### WHAT IS REQUIRED
Where the data below has the string "ratio", return the whole line.
>> Begin DATA FOR THIS EXERCISE
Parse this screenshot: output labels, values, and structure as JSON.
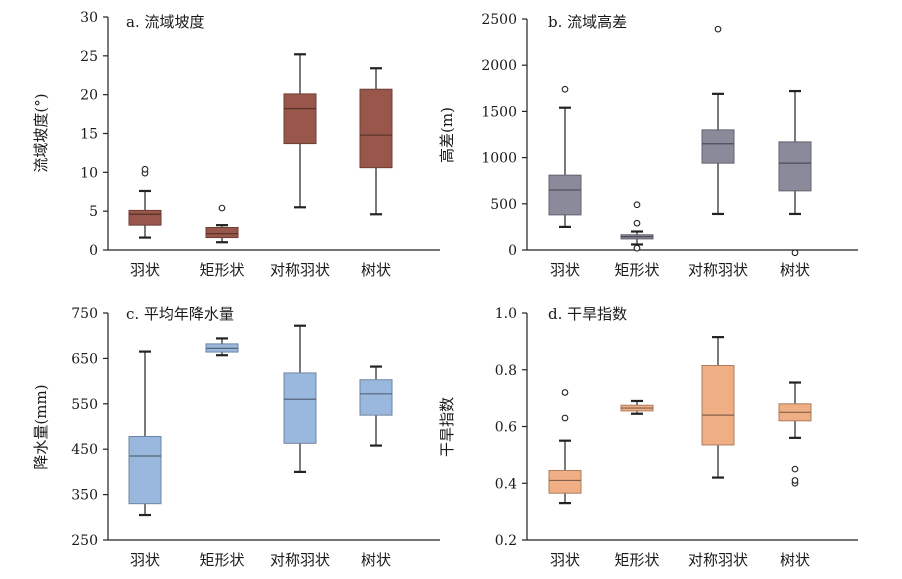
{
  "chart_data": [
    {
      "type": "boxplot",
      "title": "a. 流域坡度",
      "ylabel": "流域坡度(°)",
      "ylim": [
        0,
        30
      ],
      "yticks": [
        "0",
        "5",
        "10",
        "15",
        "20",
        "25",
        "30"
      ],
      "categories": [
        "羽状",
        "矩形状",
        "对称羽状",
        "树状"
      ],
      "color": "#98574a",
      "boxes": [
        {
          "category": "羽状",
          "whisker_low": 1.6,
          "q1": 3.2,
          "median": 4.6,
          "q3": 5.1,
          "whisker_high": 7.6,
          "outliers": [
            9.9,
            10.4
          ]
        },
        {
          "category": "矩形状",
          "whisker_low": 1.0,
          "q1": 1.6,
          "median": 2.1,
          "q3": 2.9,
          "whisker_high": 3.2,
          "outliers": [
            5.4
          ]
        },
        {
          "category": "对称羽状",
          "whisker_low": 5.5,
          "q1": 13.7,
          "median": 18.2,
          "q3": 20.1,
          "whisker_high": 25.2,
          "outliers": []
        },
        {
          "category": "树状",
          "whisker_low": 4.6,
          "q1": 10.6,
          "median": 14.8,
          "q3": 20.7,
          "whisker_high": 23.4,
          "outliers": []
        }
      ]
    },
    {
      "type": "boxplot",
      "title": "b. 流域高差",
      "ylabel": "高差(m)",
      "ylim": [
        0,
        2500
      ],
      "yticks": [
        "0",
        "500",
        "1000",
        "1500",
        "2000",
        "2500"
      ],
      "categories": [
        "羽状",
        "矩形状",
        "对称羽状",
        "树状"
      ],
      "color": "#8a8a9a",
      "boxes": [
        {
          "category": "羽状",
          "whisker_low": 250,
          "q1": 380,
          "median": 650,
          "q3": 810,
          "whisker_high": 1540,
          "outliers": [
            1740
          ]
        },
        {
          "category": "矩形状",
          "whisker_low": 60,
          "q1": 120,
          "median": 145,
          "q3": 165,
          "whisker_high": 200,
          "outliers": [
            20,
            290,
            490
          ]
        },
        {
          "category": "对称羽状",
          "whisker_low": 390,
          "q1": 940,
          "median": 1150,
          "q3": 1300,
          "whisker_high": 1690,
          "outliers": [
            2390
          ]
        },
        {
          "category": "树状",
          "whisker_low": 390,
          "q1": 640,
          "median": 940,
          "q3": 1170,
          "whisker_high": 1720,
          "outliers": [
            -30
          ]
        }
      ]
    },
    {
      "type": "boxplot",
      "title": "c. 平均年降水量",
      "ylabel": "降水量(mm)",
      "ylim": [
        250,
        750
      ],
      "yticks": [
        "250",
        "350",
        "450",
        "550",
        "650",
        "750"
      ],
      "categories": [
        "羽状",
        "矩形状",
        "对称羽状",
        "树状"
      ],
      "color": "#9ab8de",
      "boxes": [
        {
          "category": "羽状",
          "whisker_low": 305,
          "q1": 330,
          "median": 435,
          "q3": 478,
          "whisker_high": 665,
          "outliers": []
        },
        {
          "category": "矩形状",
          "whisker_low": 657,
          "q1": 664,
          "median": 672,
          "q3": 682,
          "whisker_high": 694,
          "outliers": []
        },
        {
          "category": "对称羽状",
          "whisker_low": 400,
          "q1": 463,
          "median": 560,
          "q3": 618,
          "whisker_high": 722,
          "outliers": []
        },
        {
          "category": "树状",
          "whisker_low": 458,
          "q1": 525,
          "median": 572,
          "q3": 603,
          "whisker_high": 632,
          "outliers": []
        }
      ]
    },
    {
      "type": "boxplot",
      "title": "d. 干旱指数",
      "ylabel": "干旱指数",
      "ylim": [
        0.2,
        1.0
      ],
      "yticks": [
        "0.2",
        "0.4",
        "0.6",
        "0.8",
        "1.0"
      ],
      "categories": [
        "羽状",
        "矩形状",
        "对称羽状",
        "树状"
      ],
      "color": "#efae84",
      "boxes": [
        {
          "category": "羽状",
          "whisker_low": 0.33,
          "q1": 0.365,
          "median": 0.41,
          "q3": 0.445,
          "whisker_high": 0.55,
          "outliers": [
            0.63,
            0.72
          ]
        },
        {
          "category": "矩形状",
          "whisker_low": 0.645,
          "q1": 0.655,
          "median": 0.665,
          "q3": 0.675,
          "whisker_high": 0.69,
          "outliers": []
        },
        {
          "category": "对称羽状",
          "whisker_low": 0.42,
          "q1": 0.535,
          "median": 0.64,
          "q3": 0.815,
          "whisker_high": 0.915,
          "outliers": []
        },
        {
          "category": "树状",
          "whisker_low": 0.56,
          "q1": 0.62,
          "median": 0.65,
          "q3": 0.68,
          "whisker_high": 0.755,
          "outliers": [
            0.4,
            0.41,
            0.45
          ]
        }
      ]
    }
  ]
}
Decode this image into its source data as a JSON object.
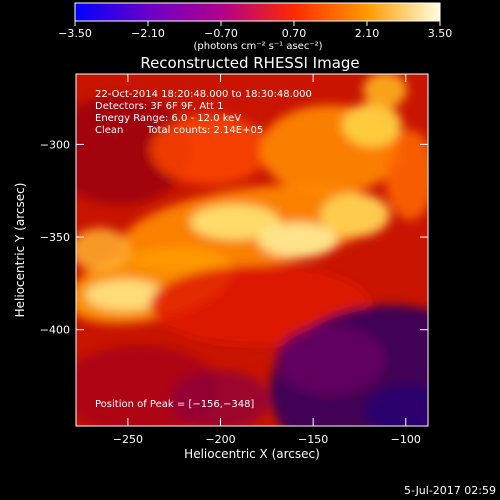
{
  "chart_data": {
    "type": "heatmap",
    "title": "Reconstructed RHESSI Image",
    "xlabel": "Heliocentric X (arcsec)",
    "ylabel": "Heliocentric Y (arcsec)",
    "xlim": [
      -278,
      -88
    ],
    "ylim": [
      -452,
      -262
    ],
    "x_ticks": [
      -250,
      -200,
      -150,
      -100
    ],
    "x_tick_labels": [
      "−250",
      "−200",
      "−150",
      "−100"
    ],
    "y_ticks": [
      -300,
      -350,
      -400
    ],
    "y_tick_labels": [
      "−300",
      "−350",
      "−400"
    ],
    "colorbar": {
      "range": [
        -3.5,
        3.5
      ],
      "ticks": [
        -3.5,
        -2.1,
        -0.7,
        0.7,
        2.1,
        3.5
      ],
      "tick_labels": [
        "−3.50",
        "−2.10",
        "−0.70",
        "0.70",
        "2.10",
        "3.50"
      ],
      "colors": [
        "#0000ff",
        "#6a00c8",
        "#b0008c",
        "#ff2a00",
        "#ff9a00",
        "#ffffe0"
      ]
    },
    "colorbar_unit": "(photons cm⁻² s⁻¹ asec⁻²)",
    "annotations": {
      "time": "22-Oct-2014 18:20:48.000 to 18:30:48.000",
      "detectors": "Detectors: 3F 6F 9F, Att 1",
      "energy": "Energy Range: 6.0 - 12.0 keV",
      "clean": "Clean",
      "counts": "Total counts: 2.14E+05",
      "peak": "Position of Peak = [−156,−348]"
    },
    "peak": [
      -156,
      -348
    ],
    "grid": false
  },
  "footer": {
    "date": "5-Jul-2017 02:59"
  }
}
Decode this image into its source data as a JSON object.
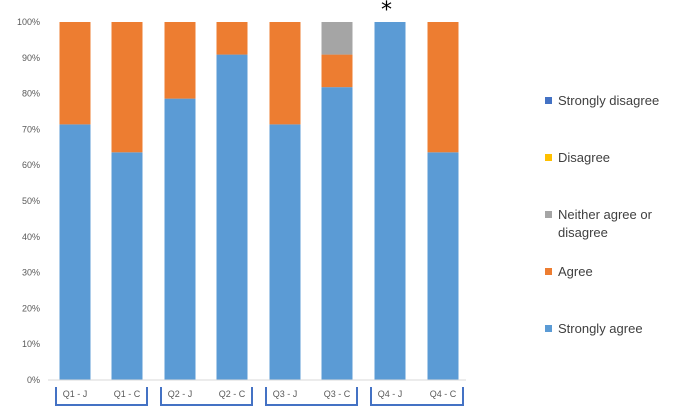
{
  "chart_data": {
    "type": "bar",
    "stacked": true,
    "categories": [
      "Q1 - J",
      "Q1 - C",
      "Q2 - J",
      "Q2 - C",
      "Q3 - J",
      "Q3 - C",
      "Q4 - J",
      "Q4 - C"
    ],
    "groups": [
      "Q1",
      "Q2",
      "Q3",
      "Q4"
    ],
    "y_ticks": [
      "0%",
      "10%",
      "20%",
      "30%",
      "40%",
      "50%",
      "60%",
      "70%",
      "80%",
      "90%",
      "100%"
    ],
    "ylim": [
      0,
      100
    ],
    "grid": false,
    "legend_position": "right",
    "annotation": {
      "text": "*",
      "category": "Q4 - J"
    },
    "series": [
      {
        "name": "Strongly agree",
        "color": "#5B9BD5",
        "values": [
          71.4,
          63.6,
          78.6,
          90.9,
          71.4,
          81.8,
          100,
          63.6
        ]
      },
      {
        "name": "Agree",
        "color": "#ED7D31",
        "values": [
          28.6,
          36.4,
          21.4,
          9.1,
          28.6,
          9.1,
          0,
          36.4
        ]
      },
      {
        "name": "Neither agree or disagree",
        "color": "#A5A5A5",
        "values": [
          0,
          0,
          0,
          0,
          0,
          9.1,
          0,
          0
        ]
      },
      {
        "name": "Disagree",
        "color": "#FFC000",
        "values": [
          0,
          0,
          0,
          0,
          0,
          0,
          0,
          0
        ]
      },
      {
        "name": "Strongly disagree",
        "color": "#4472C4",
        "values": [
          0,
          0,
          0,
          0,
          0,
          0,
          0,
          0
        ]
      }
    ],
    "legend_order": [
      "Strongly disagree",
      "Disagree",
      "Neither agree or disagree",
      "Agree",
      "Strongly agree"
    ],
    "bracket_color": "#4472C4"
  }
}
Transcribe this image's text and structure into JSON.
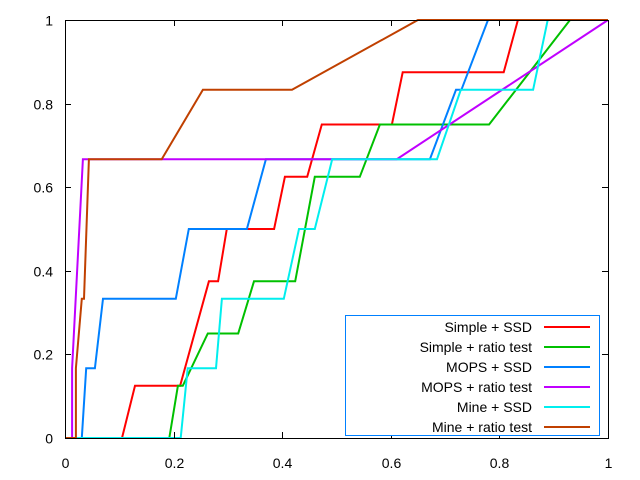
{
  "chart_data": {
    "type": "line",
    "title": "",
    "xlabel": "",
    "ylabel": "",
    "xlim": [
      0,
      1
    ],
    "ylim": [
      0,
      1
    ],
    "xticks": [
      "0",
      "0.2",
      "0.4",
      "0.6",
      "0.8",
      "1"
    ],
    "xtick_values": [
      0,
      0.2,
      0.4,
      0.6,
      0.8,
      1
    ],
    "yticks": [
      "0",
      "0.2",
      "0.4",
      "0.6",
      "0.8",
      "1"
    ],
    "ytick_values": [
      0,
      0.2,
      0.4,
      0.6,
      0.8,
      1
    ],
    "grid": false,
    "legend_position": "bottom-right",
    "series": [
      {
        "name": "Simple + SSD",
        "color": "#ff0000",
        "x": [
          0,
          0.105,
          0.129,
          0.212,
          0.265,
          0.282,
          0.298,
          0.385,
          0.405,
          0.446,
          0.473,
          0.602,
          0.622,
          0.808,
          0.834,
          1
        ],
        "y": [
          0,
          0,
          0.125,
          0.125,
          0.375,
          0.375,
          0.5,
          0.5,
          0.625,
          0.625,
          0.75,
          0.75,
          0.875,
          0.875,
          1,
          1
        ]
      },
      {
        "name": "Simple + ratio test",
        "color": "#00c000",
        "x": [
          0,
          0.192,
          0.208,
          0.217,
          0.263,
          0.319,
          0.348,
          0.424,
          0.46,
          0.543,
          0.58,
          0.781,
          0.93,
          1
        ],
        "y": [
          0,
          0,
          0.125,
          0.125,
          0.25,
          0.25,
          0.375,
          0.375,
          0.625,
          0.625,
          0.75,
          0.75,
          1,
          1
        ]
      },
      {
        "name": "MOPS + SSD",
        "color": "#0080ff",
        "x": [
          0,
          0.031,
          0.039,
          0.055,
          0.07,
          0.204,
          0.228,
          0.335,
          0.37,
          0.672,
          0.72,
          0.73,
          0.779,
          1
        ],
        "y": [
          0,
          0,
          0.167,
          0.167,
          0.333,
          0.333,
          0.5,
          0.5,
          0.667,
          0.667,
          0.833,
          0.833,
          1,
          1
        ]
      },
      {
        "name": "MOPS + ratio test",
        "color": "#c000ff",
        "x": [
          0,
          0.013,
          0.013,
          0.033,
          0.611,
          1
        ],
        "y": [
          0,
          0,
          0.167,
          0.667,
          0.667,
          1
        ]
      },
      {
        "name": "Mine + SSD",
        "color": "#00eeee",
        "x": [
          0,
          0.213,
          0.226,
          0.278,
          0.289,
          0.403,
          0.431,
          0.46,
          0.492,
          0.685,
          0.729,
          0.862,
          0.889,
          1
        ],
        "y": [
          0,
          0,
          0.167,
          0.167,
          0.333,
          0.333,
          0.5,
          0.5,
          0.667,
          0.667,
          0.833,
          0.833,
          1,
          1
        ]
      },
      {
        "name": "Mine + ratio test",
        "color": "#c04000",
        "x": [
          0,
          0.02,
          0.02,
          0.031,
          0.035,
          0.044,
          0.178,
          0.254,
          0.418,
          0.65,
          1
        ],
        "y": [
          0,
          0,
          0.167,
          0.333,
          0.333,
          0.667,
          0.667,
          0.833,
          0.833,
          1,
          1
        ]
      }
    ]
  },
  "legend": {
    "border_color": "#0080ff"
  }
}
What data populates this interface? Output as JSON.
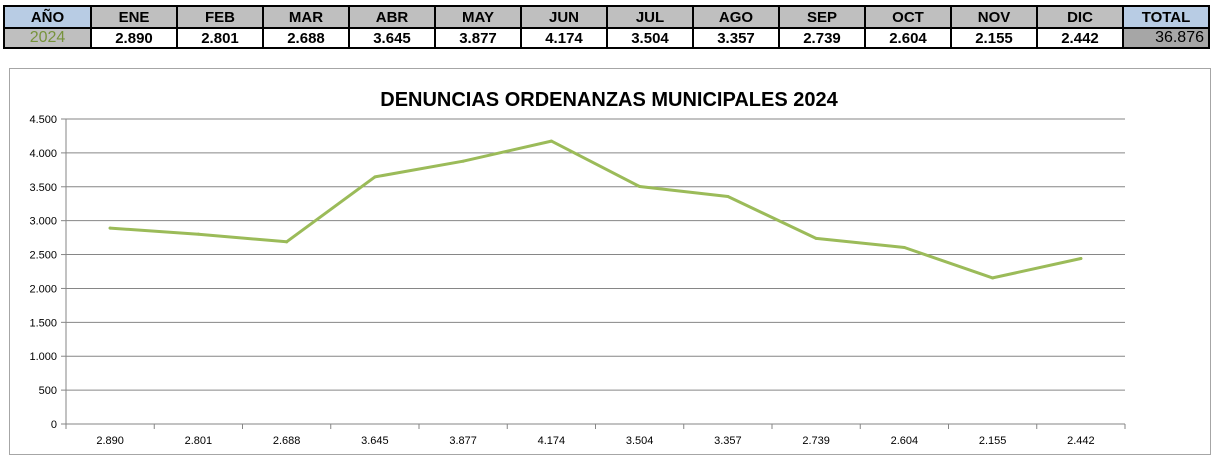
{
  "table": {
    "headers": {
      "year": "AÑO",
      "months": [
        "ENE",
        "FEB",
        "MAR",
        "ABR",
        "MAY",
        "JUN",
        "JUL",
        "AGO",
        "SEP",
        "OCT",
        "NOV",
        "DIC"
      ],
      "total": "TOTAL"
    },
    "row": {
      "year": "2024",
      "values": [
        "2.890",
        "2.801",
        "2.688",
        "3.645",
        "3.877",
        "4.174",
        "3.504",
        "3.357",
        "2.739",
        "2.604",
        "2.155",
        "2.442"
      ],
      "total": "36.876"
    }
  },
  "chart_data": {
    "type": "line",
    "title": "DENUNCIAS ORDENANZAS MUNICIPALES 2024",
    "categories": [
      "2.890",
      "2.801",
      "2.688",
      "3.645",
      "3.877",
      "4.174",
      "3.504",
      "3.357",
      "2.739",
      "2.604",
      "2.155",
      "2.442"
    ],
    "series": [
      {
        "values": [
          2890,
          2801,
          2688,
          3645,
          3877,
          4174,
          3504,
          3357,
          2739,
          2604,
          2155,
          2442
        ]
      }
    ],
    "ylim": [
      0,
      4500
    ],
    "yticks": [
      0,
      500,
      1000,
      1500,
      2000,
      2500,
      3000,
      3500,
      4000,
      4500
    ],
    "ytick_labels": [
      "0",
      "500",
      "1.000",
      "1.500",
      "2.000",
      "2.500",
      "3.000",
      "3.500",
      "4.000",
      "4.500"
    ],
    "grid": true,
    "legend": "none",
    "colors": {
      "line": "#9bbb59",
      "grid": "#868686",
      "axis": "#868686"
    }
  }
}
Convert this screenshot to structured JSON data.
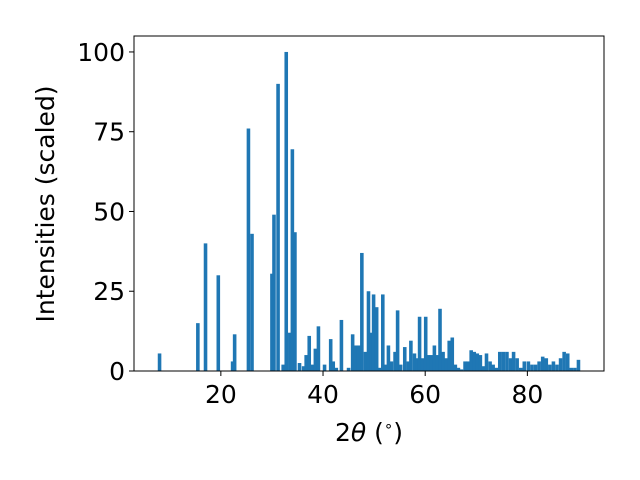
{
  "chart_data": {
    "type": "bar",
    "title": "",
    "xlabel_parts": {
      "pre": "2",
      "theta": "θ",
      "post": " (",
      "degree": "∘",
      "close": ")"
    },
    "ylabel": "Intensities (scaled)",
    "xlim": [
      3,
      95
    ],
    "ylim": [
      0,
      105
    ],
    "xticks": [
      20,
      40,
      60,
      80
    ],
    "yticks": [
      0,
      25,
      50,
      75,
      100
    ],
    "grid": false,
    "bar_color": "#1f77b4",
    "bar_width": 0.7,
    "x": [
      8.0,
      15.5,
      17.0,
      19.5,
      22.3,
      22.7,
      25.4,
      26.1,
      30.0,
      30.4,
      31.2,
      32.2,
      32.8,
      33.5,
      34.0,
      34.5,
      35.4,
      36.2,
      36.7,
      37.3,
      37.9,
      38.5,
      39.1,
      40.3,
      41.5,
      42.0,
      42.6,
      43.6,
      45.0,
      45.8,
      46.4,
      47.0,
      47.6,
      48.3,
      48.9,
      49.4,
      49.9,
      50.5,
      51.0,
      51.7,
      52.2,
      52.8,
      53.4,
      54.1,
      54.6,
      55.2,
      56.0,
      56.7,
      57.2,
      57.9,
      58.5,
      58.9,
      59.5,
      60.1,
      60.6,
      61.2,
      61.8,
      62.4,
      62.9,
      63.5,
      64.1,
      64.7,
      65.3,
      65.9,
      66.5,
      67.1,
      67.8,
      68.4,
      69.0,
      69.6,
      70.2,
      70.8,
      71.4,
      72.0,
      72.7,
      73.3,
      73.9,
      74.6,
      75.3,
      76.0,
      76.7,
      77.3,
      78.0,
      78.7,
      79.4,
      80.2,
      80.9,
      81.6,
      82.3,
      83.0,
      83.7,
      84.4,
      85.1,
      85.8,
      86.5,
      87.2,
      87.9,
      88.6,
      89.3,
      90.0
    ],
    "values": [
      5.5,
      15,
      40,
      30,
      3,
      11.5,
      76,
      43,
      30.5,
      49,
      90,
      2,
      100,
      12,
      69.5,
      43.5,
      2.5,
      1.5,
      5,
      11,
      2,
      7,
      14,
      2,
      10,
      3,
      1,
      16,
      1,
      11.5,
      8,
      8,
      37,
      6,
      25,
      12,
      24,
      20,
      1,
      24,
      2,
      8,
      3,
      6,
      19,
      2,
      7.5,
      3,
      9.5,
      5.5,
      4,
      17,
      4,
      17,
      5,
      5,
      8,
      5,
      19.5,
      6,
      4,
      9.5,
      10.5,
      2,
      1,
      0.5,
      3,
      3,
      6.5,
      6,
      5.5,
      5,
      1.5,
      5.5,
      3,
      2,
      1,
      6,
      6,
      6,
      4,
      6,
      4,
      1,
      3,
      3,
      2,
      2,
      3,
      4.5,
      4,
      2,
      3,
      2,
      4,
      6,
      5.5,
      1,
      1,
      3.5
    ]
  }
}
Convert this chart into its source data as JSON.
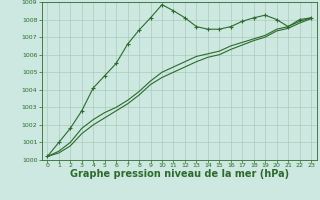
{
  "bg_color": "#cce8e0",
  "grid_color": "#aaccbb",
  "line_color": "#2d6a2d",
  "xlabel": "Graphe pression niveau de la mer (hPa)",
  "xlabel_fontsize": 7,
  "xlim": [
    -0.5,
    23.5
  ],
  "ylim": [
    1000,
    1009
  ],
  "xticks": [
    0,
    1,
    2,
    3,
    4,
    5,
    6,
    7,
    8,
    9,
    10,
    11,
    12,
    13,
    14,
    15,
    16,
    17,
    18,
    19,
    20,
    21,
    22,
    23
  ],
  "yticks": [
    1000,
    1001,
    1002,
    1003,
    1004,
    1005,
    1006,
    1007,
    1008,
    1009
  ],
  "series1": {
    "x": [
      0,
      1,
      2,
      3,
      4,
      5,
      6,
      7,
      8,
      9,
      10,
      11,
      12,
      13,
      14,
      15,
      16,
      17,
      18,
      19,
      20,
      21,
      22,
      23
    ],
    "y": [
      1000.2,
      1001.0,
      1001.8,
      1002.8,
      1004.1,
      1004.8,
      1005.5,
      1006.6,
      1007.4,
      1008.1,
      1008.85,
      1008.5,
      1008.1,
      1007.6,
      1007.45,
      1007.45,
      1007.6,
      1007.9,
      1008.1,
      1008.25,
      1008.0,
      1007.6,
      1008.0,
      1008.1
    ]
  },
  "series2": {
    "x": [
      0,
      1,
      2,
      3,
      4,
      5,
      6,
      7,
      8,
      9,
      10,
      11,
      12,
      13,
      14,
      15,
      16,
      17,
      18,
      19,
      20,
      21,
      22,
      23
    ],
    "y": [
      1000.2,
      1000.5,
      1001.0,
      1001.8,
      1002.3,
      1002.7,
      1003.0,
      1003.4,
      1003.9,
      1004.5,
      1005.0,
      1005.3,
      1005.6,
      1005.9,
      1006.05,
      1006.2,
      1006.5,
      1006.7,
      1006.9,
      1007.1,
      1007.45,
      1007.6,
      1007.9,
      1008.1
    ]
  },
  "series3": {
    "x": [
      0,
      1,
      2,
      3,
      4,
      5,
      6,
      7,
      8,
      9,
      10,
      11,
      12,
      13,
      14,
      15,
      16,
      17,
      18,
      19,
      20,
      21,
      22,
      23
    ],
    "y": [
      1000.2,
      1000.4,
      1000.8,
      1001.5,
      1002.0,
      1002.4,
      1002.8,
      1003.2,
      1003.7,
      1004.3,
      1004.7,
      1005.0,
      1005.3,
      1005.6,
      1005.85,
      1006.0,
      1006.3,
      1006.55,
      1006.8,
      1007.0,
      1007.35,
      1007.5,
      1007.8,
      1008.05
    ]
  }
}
>> End DATA FOR THIS EXERCISE
### RESULT
        "name": "Simple + ratio test",
        "name": "MOPS + ratio test",
        "name": "Mine + ratio test",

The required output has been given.